* start *
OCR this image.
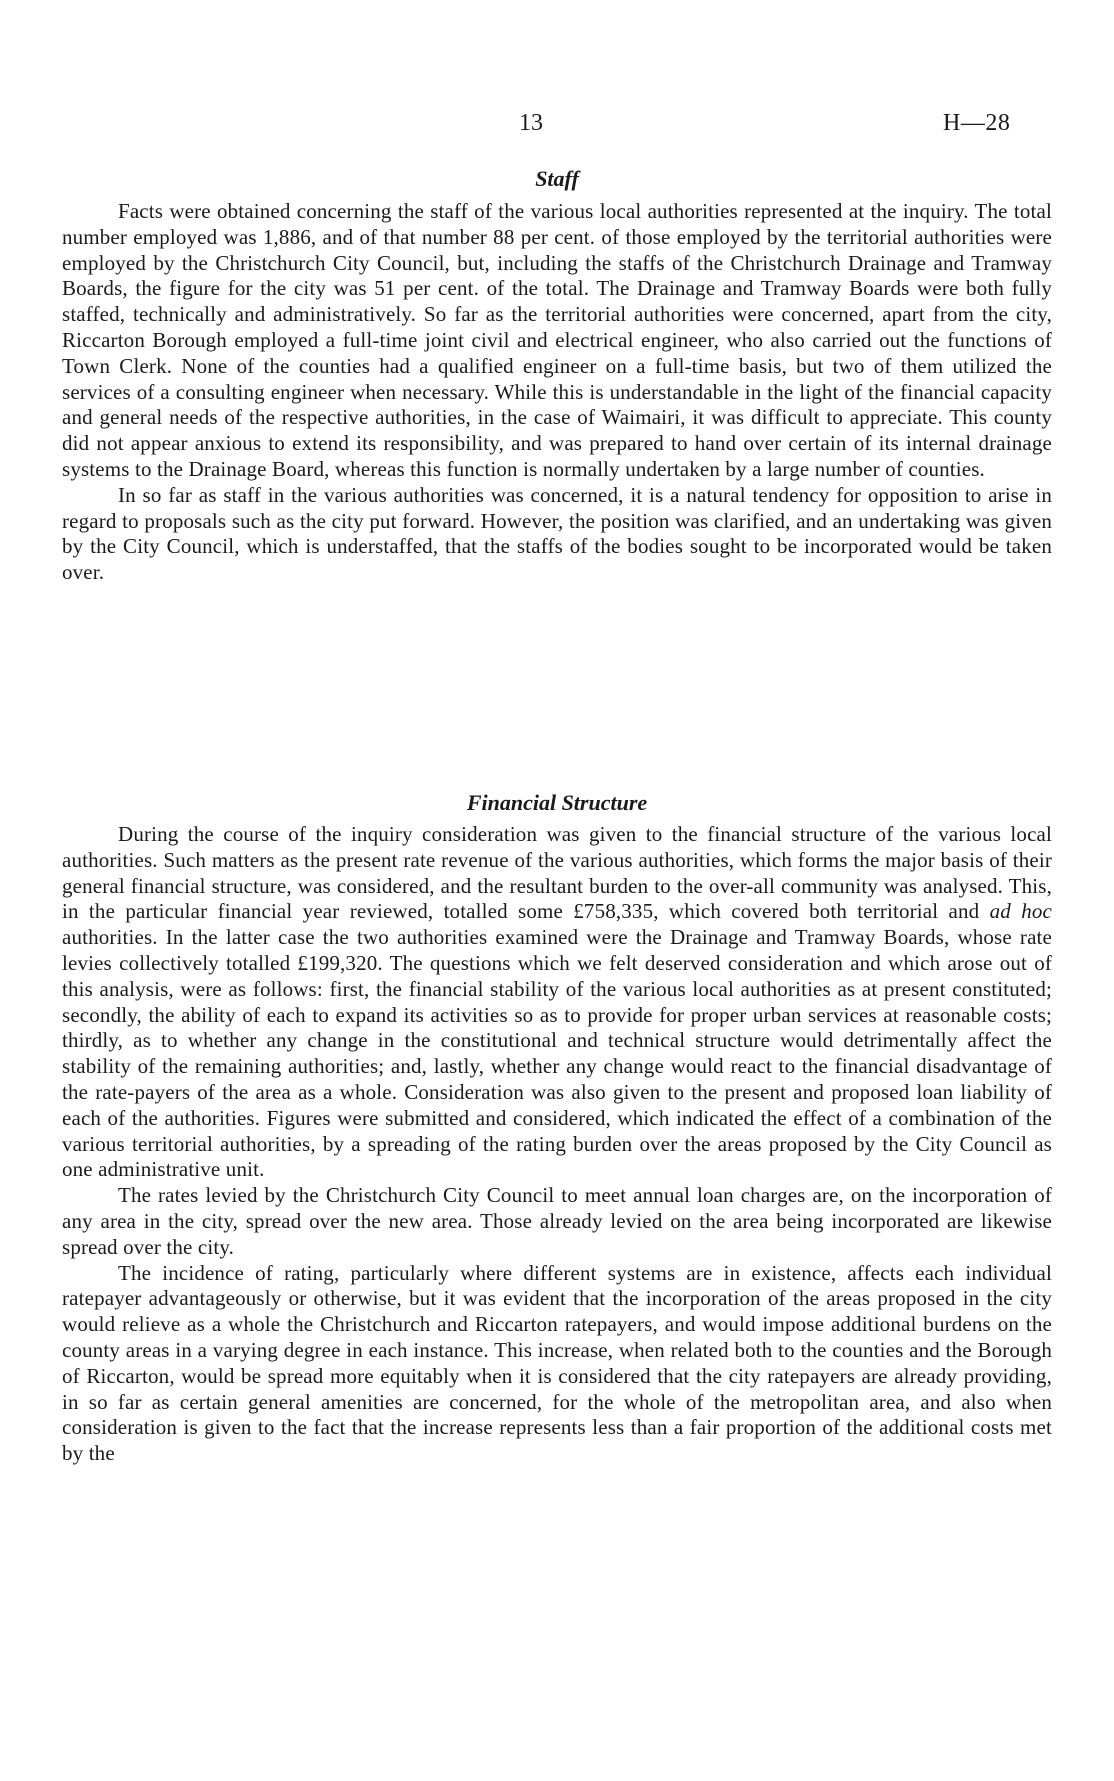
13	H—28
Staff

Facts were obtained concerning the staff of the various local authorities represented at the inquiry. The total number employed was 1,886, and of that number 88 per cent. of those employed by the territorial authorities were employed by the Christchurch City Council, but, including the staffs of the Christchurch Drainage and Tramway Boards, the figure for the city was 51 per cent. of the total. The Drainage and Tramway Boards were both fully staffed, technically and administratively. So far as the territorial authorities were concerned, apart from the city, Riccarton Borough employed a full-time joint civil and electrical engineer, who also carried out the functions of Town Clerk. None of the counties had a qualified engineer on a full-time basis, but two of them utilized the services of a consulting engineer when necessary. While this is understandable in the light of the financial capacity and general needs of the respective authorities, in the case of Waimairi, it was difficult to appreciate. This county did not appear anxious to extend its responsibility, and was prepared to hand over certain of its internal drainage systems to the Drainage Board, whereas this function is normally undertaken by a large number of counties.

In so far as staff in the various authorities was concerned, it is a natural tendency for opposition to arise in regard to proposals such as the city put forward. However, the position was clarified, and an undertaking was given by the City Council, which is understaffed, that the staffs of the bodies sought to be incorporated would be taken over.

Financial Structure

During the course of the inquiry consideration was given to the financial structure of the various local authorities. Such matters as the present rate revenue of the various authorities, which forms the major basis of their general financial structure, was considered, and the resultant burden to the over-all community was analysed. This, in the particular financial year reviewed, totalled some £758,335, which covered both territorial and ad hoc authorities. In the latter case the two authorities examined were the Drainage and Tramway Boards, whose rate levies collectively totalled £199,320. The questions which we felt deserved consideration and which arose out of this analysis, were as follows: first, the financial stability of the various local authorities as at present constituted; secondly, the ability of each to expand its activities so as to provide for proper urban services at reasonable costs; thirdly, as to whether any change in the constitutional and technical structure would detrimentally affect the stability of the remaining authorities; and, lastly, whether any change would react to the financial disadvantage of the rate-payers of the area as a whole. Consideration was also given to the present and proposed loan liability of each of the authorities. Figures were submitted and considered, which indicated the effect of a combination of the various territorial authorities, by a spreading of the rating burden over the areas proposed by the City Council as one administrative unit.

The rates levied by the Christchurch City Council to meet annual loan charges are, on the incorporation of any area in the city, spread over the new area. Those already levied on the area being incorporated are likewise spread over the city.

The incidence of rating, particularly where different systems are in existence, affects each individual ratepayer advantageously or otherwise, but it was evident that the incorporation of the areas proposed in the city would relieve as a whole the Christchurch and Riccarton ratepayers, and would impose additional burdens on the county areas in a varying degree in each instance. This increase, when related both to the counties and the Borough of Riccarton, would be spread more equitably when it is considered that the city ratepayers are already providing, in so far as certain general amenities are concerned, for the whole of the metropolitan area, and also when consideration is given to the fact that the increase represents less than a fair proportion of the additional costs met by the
* end *
> **YOUR GOAL**
Pick every line with "incorporated" in it and copy it.

> **ANSWER IN FULL**
In so far as staff in the various authorities was concerned, it is a natural tendency for opposition to arise in regard to proposals such as the city put forward. However, the position was clarified, and an undertaking was given by the City Council, which is understaffed, that the staffs of the bodies sought to be incorporated would be taken over.
The rates levied by the Christchurch City Council to meet annual loan charges are, on the incorporation of any area in the city, spread over the new area. Those already levied on the area being incorporated are likewise spread over the city.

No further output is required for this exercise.